[Task instructions] Find each line that has the string "this" and give the total, with nothing else.

— START OF Source data —

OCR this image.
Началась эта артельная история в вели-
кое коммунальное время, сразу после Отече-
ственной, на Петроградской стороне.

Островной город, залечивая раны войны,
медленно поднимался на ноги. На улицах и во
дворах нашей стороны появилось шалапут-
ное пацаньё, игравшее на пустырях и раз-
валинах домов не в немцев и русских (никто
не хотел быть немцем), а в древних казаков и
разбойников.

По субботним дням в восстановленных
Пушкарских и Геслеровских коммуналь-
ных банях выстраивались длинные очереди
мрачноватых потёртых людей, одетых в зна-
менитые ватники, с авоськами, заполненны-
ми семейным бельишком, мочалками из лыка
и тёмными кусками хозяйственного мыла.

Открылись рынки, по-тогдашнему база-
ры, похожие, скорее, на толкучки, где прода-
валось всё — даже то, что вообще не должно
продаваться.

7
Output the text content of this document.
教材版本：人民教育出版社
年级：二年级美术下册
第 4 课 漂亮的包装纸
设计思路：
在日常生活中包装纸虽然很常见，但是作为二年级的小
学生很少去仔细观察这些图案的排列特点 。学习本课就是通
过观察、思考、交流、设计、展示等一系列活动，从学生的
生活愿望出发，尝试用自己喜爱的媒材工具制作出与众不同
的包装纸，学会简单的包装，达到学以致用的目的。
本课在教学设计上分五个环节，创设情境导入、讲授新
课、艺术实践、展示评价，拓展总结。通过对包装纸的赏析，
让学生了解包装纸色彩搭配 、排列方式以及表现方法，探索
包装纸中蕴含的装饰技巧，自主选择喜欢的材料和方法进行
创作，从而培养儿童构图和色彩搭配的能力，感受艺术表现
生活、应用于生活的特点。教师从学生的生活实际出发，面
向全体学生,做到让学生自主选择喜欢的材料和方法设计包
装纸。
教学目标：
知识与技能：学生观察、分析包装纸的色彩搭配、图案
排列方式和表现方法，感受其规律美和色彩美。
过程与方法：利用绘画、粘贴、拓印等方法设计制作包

— END OF Source data —

[Response] 2